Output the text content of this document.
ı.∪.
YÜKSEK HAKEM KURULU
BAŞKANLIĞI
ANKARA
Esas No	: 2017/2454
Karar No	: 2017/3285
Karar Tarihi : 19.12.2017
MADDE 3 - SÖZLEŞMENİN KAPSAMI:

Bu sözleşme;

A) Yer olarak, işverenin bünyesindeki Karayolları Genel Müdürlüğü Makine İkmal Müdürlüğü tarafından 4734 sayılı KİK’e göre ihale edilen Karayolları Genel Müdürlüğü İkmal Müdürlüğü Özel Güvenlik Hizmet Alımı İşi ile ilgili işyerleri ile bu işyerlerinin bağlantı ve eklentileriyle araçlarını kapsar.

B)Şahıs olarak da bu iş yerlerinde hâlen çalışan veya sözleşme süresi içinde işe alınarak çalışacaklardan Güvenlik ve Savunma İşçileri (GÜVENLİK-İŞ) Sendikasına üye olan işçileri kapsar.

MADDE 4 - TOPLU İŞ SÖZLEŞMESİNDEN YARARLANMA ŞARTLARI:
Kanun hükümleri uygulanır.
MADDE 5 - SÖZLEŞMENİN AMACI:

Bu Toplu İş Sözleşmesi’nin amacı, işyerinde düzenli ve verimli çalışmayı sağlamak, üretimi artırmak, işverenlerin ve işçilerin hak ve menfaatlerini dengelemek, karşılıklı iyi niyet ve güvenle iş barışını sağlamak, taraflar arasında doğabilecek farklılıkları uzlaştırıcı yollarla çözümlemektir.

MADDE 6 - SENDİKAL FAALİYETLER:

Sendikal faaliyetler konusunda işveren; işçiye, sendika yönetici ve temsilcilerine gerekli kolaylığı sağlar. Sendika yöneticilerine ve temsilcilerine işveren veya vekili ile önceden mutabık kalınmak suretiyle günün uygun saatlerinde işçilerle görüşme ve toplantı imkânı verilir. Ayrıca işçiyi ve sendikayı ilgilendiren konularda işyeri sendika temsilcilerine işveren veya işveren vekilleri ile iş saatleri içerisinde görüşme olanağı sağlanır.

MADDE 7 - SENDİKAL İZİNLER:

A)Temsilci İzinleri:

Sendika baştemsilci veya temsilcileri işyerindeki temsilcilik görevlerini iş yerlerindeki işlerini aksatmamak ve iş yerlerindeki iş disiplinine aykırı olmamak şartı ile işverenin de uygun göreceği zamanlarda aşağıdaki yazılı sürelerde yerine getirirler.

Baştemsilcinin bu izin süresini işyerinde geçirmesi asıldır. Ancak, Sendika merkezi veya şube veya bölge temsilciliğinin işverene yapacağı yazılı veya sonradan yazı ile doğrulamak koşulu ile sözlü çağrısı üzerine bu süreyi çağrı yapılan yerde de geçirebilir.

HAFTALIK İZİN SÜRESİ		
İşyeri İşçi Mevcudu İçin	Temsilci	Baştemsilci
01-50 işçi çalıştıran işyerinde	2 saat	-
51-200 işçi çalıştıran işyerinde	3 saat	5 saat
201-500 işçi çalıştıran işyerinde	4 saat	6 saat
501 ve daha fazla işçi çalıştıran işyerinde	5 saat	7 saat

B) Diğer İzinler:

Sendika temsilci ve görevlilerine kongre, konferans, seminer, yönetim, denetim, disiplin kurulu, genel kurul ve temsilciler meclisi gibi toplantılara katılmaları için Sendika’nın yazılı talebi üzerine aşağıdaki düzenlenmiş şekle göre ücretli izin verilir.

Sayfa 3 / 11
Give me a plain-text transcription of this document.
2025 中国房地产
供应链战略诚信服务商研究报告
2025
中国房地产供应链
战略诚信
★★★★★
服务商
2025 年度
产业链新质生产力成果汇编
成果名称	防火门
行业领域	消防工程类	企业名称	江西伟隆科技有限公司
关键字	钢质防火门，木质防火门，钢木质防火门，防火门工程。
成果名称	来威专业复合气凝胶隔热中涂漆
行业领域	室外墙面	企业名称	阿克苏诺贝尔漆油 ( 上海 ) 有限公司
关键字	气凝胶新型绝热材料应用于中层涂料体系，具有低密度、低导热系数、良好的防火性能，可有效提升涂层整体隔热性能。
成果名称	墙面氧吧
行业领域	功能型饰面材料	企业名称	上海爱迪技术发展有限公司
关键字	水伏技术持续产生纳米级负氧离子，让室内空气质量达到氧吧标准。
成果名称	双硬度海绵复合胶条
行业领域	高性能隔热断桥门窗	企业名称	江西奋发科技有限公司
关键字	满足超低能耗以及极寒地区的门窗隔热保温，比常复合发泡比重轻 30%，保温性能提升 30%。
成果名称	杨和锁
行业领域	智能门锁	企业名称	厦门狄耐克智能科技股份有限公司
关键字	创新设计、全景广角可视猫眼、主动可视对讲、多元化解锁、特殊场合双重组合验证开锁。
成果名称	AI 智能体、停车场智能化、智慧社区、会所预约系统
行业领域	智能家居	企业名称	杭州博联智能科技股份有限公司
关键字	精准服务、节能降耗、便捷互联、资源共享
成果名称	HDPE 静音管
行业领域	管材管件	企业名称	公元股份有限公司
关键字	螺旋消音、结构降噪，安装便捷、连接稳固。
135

◆ Goal of the exercise:
Copy out exactly the lines between the line with "Give me a plain-text" and the last line of the entries, counting both of those lines.

◆ Reply:
Give me a plain-text transcription of this document.
2025 中国房地产
供应链战略诚信服务商研究报告
2025
中国房地产供应链
战略诚信
★★★★★
服务商
2025 年度
产业链新质生产力成果汇编
成果名称	防火门
行业领域	消防工程类	企业名称	江西伟隆科技有限公司
关键字	钢质防火门，木质防火门，钢木质防火门，防火门工程。
成果名称	来威专业复合气凝胶隔热中涂漆
行业领域	室外墙面	企业名称	阿克苏诺贝尔漆油 ( 上海 ) 有限公司
关键字	气凝胶新型绝热材料应用于中层涂料体系，具有低密度、低导热系数、良好的防火性能，可有效提升涂层整体隔热性能。
成果名称	墙面氧吧
行业领域	功能型饰面材料	企业名称	上海爱迪技术发展有限公司
关键字	水伏技术持续产生纳米级负氧离子，让室内空气质量达到氧吧标准。
成果名称	双硬度海绵复合胶条
行业领域	高性能隔热断桥门窗	企业名称	江西奋发科技有限公司
关键字	满足超低能耗以及极寒地区的门窗隔热保温，比常复合发泡比重轻 30%，保温性能提升 30%。
成果名称	杨和锁
行业领域	智能门锁	企业名称	厦门狄耐克智能科技股份有限公司
关键字	创新设计、全景广角可视猫眼、主动可视对讲、多元化解锁、特殊场合双重组合验证开锁。
成果名称	AI 智能体、停车场智能化、智慧社区、会所预约系统
行业领域	智能家居	企业名称	杭州博联智能科技股份有限公司
关键字	精准服务、节能降耗、便捷互联、资源共享
成果名称	HDPE 静音管
行业领域	管材管件	企业名称	公元股份有限公司
关键字	螺旋消音、结构降噪，安装便捷、连接稳固。
135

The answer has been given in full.